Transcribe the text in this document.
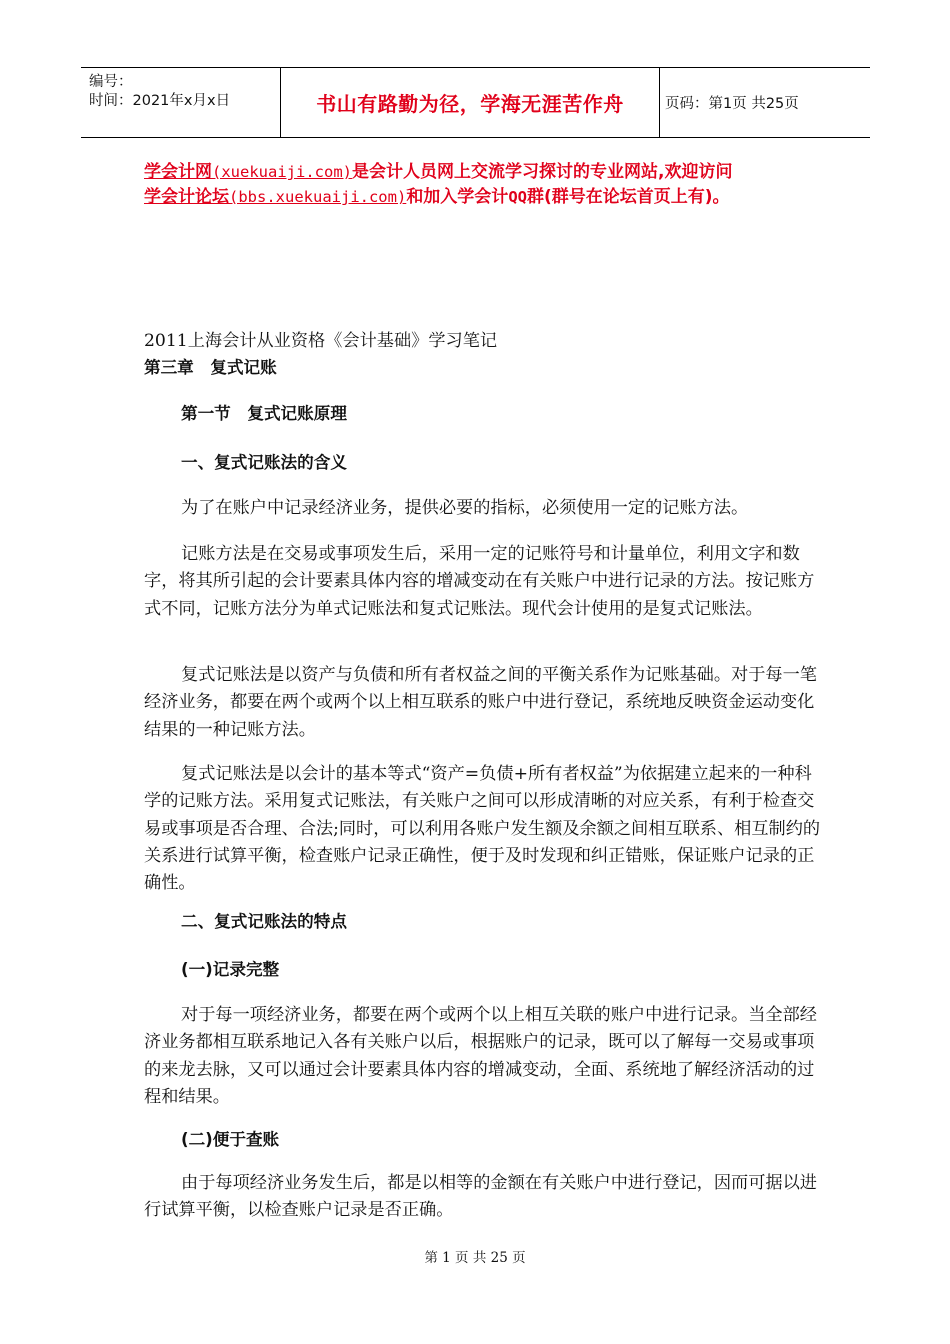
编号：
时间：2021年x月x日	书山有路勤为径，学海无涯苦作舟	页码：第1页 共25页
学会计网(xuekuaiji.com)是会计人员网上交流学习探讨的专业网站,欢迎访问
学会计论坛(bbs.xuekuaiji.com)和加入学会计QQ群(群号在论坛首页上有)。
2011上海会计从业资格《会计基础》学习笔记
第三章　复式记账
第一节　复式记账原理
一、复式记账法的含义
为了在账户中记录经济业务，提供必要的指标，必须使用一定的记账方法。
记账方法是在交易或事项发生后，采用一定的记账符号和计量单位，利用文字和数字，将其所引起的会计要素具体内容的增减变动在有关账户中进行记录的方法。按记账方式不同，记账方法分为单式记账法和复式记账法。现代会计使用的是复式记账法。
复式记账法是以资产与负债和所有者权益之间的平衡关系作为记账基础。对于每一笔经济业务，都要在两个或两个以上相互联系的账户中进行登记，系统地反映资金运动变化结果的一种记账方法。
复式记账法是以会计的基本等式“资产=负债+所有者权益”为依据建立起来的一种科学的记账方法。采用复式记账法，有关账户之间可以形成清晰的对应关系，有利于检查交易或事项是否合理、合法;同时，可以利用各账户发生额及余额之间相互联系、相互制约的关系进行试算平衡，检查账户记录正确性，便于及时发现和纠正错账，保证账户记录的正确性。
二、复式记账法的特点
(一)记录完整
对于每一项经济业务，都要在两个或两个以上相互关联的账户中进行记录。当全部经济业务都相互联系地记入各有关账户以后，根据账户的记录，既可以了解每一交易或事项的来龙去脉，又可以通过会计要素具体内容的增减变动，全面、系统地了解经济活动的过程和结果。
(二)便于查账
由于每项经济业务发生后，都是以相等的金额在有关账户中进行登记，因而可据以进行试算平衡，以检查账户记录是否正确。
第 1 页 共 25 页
---
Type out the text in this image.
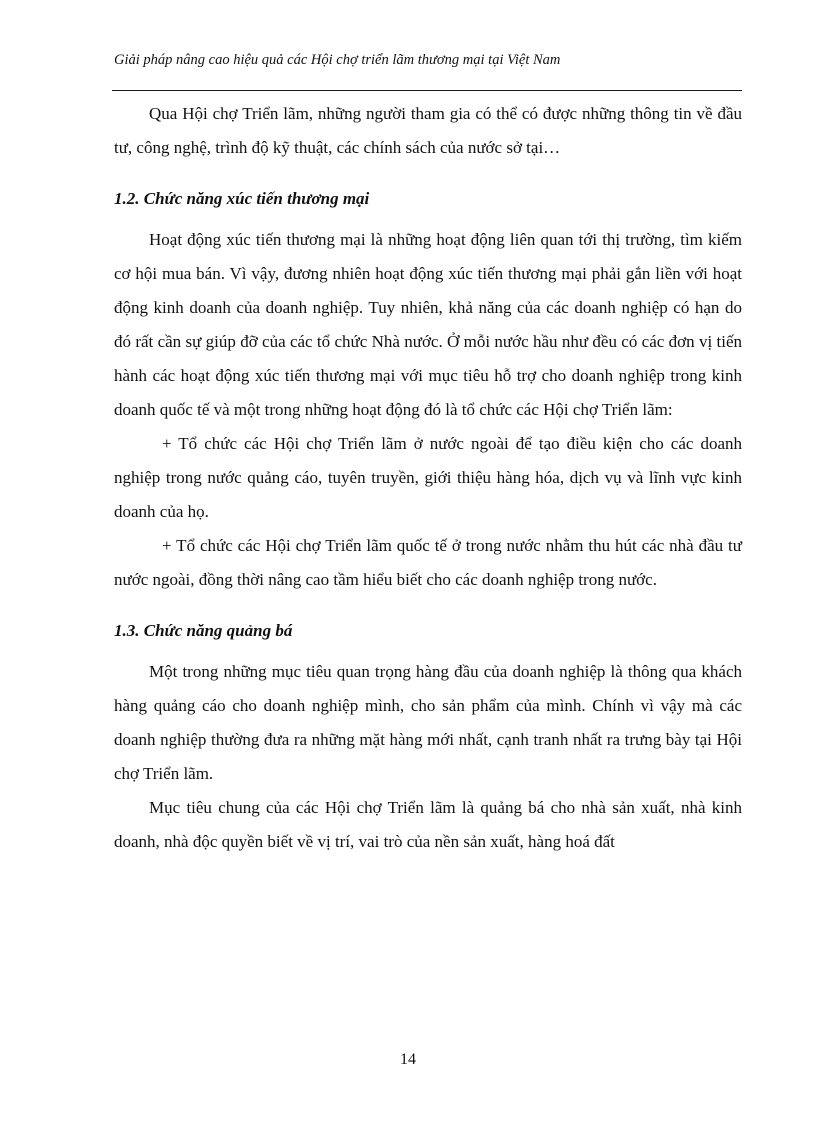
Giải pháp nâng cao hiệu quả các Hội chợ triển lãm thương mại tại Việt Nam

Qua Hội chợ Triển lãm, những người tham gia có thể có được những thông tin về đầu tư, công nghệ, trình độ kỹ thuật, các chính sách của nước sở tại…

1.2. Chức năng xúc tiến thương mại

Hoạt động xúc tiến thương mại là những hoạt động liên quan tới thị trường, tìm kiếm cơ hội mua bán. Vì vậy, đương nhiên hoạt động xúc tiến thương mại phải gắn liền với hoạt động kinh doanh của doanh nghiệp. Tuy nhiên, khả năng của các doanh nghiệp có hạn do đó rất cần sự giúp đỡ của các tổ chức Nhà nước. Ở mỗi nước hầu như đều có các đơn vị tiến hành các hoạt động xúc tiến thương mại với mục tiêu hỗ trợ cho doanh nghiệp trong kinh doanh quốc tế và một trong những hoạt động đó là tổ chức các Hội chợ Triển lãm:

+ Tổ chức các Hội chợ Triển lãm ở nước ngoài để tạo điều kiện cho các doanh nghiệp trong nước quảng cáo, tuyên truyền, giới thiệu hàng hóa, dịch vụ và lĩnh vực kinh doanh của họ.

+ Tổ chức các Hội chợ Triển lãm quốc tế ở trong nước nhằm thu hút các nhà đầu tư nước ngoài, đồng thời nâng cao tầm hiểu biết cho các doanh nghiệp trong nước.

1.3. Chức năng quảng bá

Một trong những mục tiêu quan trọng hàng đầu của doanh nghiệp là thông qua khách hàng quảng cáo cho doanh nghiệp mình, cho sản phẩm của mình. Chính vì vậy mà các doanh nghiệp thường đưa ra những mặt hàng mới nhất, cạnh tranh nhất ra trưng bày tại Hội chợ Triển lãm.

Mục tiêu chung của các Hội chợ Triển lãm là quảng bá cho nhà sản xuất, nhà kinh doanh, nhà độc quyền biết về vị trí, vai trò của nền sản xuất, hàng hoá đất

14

◆ GIVEN PROBLEM ◆
Lines that include the word "biết" are to be extracted from the data above.

◆ OUTPUT FOR THIS TASK ◆
+ Tổ chức các Hội chợ Triển lãm quốc tế ở trong nước nhằm thu hút các nhà đầu tư nước ngoài, đồng thời nâng cao tầm hiểu biết cho các doanh nghiệp trong nước.
Mục tiêu chung của các Hội chợ Triển lãm là quảng bá cho nhà sản xuất, nhà kinh doanh, nhà độc quyền biết về vị trí, vai trò của nền sản xuất, hàng hoá đất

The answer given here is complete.